[WHAT IS EXPECTED]: Write out all records as given; omit images.

[RECORDS SUPPLIED]:
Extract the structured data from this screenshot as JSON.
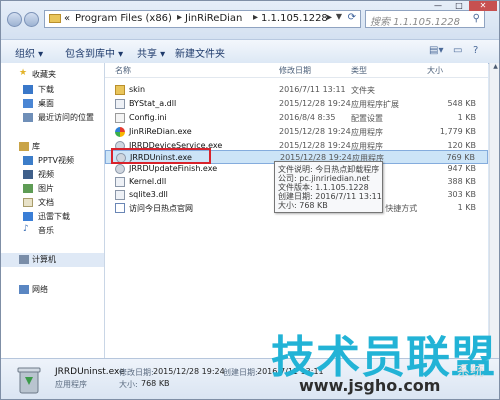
{
  "address_bar": {
    "crumbs": [
      "«",
      "Program Files (x86)",
      "JinRiReDian",
      "1.1.105.1228"
    ],
    "search_placeholder": "搜索 1.1.105.1228"
  },
  "window_controls": {
    "minimize": "—",
    "maximize": "□",
    "close": "✕"
  },
  "toolbar": {
    "organize": "组织 ▾",
    "include_in_library": "包含到库中 ▾",
    "share_with": "共享 ▾",
    "new_folder": "新建文件夹"
  },
  "nav": {
    "favorites": "收藏夹",
    "downloads": "下载",
    "desktop": "桌面",
    "recent": "最近访问的位置",
    "libraries": "库",
    "pptv": "PPTV视频",
    "videos": "视频",
    "pictures": "图片",
    "documents": "文档",
    "thunder": "迅雷下载",
    "music": "音乐",
    "computer": "计算机",
    "network": "网络"
  },
  "columns": {
    "name": "名称",
    "date": "修改日期",
    "type": "类型",
    "size": "大小"
  },
  "files": [
    {
      "name": "skin",
      "date": "2016/7/11 13:11",
      "type": "文件夹",
      "size": "",
      "icon": "folder"
    },
    {
      "name": "BYStat_a.dll",
      "date": "2015/12/28 19:24",
      "type": "应用程序扩展",
      "size": "548 KB",
      "icon": "dll"
    },
    {
      "name": "Config.ini",
      "date": "2016/8/4 8:35",
      "type": "配置设置",
      "size": "1 KB",
      "icon": "ini"
    },
    {
      "name": "JinRiReDian.exe",
      "date": "2015/12/28 19:24",
      "type": "应用程序",
      "size": "1,779 KB",
      "icon": "app"
    },
    {
      "name": "JRRDDeviceService.exe",
      "date": "2015/12/28 19:24",
      "type": "应用程序",
      "size": "120 KB",
      "icon": "exe"
    },
    {
      "name": "JRRDUninst.exe",
      "date": "2015/12/28 19:24",
      "type": "应用程序",
      "size": "769 KB",
      "icon": "exe"
    },
    {
      "name": "JRRDUpdateFinish.exe",
      "date": "",
      "type": "",
      "size": "947 KB",
      "icon": "exe"
    },
    {
      "name": "Kernel.dll",
      "date": "",
      "type": "",
      "size": "388 KB",
      "icon": "dll"
    },
    {
      "name": "sqlite3.dll",
      "date": "",
      "type": "",
      "size": "303 KB",
      "icon": "dll"
    },
    {
      "name": "访问今日热点官网",
      "date": "",
      "type": "Internet 快捷方式",
      "size": "1 KB",
      "icon": "url"
    }
  ],
  "tooltip": {
    "line1": "文件说明: 今日热点卸载程序",
    "line2": "公司: pc.jinririedian.net",
    "line3": "文件版本: 1.1.105.1228",
    "line4": "创建日期: 2016/7/11 13:11",
    "line5": "大小: 768 KB"
  },
  "details": {
    "filename": "JRRDUninst.exe",
    "modified_label": "修改日期:",
    "modified_value": "2015/12/28 19:24",
    "created_label": "创建日期:",
    "created_value": "2016/7/11 13:11",
    "type": "应用程序",
    "size_label": "大小:",
    "size_value": "768 KB"
  },
  "watermark": {
    "main": "技术员联盟",
    "url": "www.jsgho.com",
    "side": "系统"
  },
  "colors": {
    "highlight_border": "#d8222b",
    "selected_row": "#cce4f7",
    "watermark": "#22b3d6"
  }
}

[ANSWER TO THIS TASK]:
Extract the structured data from this screenshot as JSON.
{
  "address_bar": {
    "crumbs": [
      "«",
      "Program Files (x86)",
      "JinRiReDian",
      "1.1.105.1228"
    ],
    "search_placeholder": "搜索 1.1.105.1228"
  },
  "window_controls": {
    "minimize": "—",
    "maximize": "□",
    "close": "✕"
  },
  "toolbar": {
    "organize": "组织 ▾",
    "include_in_library": "包含到库中 ▾",
    "share_with": "共享 ▾",
    "new_folder": "新建文件夹"
  },
  "nav": {
    "favorites": "收藏夹",
    "downloads": "下载",
    "desktop": "桌面",
    "recent": "最近访问的位置",
    "libraries": "库",
    "pptv": "PPTV视频",
    "videos": "视频",
    "pictures": "图片",
    "documents": "文档",
    "thunder": "迅雷下载",
    "music": "音乐",
    "computer": "计算机",
    "network": "网络"
  },
  "columns": {
    "name": "名称",
    "date": "修改日期",
    "type": "类型",
    "size": "大小"
  },
  "files": [
    {
      "name": "skin",
      "date": "2016/7/11 13:11",
      "type": "文件夹",
      "size": "",
      "icon": "folder"
    },
    {
      "name": "BYStat_a.dll",
      "date": "2015/12/28 19:24",
      "type": "应用程序扩展",
      "size": "548 KB",
      "icon": "dll"
    },
    {
      "name": "Config.ini",
      "date": "2016/8/4 8:35",
      "type": "配置设置",
      "size": "1 KB",
      "icon": "ini"
    },
    {
      "name": "JinRiReDian.exe",
      "date": "2015/12/28 19:24",
      "type": "应用程序",
      "size": "1,779 KB",
      "icon": "app"
    },
    {
      "name": "JRRDDeviceService.exe",
      "date": "2015/12/28 19:24",
      "type": "应用程序",
      "size": "120 KB",
      "icon": "exe"
    },
    {
      "name": "JRRDUninst.exe",
      "date": "2015/12/28 19:24",
      "type": "应用程序",
      "size": "769 KB",
      "icon": "exe"
    },
    {
      "name": "JRRDUpdateFinish.exe",
      "date": "",
      "type": "",
      "size": "947 KB",
      "icon": "exe"
    },
    {
      "name": "Kernel.dll",
      "date": "",
      "type": "",
      "size": "388 KB",
      "icon": "dll"
    },
    {
      "name": "sqlite3.dll",
      "date": "",
      "type": "",
      "size": "303 KB",
      "icon": "dll"
    },
    {
      "name": "访问今日热点官网",
      "date": "",
      "type": "Internet 快捷方式",
      "size": "1 KB",
      "icon": "url"
    }
  ],
  "tooltip": {
    "line1": "文件说明: 今日热点卸载程序",
    "line2": "公司: pc.jinririedian.net",
    "line3": "文件版本: 1.1.105.1228",
    "line4": "创建日期: 2016/7/11 13:11",
    "line5": "大小: 768 KB"
  },
  "details": {
    "filename": "JRRDUninst.exe",
    "modified_label": "修改日期:",
    "modified_value": "2015/12/28 19:24",
    "created_label": "创建日期:",
    "created_value": "2016/7/11 13:11",
    "type": "应用程序",
    "size_label": "大小:",
    "size_value": "768 KB"
  },
  "watermark": {
    "main": "技术员联盟",
    "url": "www.jsgho.com",
    "side": "系统"
  },
  "colors": {
    "highlight_border": "#d8222b",
    "selected_row": "#cce4f7",
    "watermark": "#22b3d6"
  }
}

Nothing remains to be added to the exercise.